• _Geselecteerde tekst_
_ _ _
De derde dag rijden we eerst naar Hamar, om te pinnen en brood te kopen, en om het Vikingskipet te bekijken, de schaatshal die eruit ziet alsof er een enorm vikingschip ondersteboven is neergelegd. Weet u het nog...Olympische Winterspelen 1994, Johan Olav Koss, 3x goud... Vandaar koersen we weer verder naar het noorden, naar Lillehammer, Dombas, Trondheim. We komen op een enorme hoogvlakte en het landschap verandert. De bomen verdwijnen en nemen hun lieflijkheid mee, in plaats daarvan verschijnen er bergen met sneeuw, eeuwig voortrollende vlaktes en wegen zonder eind, alles koel en vorstelijk, leeg en imposant – het is onze kennismaking met de overweldigende natuur van Noorwegen en de gigantische schaal waarop het hele land ontworpen lijkt, als een ijzingwekkend decor voor trollen en reuzen. Geen tuinkabouterland als Nederland. Ik denk aan ‘Mooie dag’ van Blof: De tijd is hier de ruimte...de diepte hier is wild.
_ _ _
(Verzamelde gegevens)

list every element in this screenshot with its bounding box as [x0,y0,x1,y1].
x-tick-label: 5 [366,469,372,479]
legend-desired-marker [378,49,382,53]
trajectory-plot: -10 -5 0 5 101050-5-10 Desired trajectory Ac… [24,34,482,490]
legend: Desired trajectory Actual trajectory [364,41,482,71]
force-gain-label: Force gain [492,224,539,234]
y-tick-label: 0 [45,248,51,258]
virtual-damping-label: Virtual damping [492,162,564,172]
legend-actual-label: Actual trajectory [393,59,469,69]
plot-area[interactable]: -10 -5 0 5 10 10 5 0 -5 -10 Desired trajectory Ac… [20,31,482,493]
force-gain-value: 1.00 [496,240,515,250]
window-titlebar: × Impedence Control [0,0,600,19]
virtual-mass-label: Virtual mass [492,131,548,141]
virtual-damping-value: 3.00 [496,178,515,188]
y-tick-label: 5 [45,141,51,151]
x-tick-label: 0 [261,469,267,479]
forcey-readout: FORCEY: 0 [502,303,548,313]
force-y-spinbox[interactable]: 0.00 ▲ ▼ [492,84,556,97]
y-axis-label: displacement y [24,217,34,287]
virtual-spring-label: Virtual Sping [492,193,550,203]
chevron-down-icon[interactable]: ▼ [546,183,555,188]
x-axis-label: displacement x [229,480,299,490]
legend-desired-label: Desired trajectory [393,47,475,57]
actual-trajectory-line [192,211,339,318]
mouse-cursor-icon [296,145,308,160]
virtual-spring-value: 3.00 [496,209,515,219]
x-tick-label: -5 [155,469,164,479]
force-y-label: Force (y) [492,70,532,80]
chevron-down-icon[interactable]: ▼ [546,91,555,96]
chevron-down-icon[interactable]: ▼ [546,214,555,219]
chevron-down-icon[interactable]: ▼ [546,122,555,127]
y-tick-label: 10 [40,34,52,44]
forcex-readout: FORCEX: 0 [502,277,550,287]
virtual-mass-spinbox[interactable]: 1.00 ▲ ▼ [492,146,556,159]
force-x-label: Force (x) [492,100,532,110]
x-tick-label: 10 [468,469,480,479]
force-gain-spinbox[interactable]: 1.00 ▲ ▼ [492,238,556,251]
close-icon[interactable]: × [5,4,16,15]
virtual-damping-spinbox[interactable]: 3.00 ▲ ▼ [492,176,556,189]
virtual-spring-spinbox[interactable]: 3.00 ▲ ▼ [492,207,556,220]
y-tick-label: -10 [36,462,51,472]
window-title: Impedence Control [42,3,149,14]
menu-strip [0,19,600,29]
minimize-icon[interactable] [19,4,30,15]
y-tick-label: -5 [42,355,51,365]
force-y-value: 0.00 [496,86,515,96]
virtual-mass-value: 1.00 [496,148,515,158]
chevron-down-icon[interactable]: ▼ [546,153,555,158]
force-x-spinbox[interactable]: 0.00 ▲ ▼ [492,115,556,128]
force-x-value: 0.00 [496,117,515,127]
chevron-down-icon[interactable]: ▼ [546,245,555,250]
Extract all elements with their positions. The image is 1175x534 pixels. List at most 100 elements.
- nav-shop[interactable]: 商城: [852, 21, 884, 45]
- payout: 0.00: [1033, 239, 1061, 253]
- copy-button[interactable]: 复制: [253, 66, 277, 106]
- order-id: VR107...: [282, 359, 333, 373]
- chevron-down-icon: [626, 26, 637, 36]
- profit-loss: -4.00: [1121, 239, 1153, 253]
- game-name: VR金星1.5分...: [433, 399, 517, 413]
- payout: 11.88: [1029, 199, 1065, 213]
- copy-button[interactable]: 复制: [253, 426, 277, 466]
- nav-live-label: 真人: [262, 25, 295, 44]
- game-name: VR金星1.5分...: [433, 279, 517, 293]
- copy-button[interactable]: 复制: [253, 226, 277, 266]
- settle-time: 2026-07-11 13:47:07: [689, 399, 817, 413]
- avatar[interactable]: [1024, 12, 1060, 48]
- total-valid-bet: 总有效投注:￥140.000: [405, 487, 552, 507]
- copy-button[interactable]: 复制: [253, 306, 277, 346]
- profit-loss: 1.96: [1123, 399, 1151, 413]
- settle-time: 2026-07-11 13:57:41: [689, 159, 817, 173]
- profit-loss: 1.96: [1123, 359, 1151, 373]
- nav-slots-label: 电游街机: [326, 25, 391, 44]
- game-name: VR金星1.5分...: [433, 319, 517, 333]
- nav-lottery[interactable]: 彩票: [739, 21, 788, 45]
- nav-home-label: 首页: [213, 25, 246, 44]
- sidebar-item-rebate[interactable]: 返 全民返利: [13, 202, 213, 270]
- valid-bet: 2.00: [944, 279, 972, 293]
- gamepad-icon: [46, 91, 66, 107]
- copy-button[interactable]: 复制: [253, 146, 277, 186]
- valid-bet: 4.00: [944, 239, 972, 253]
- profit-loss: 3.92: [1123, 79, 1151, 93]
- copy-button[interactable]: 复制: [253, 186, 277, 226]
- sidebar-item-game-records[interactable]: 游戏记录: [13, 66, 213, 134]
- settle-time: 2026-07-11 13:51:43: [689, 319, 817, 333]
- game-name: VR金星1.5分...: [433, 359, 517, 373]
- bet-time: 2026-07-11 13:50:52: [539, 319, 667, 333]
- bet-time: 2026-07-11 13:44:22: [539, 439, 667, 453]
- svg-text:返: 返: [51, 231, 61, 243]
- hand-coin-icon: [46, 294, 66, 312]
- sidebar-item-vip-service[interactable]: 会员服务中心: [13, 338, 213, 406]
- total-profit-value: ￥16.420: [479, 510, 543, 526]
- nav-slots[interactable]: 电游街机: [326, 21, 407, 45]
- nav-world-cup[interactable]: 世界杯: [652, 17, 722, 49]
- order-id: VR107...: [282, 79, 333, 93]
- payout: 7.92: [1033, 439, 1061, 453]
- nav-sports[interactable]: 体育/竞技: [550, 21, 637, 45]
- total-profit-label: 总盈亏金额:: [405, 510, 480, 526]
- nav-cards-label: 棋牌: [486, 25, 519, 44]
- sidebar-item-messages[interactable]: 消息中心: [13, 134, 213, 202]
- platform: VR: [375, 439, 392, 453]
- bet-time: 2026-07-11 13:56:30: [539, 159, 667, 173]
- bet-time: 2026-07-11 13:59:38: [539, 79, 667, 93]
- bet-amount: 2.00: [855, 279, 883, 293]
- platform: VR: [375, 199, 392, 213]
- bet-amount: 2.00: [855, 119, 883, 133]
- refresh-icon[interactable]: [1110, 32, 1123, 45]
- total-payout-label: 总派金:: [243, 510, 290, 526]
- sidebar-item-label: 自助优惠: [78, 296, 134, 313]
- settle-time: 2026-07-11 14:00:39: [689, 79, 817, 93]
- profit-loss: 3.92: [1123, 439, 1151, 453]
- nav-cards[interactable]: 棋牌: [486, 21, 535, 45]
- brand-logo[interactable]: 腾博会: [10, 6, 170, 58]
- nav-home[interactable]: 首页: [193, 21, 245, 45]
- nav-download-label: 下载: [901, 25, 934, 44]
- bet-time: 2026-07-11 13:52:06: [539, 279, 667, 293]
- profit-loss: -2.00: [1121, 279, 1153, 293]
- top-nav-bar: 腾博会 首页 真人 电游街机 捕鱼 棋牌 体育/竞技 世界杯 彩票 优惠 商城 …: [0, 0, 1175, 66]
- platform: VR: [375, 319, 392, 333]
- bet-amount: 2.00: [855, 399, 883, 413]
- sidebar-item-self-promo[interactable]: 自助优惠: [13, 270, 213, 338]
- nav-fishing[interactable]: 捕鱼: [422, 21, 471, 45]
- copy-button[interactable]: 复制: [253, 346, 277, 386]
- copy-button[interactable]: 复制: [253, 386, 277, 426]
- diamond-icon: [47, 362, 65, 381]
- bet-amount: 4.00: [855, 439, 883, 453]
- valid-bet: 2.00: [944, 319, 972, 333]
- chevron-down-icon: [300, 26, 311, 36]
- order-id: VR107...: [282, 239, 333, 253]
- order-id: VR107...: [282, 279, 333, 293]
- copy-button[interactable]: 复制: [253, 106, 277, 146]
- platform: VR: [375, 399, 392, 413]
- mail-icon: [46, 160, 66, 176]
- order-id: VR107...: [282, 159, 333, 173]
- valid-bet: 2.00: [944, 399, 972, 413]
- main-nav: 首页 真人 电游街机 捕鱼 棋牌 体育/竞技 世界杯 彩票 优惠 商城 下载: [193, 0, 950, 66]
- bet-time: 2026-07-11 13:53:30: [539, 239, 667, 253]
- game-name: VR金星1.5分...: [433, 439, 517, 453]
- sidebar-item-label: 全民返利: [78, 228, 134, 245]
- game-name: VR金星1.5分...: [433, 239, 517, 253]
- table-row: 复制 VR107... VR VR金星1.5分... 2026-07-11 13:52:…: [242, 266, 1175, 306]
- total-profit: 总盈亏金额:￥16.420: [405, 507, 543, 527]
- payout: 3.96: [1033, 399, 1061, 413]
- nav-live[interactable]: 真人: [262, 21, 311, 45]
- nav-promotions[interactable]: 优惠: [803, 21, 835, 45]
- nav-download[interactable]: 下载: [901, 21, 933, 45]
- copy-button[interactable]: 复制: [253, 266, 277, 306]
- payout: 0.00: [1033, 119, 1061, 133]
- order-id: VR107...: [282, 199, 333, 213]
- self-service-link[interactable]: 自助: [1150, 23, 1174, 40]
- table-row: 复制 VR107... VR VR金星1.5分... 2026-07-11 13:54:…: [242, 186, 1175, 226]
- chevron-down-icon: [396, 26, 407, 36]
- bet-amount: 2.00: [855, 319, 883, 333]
_ _ _
• _Wat je moet doen_
Geef graag bij elke bewering aan of die met de geselecteerde tekst overeenkomt, met ja of nee en de doorslaggevende woorden uit de tekst letterlijk geciteerd: 1. Ze rijden naar Hamar onder meer om brood te kopen. 2. Vanuit Hamar gaat de reis verder naar het zuiden. 3. Op de hoogvlakte verdwijnen de bomen.

• _Antwoord oefening_
1. Ja: „om te pinnen en brood te kopen“
2. Nee: „Vandaar koersen we weer verder naar het noorden“
3. Ja: „De bomen verdwijnen en nemen hun lieflijkheid mee“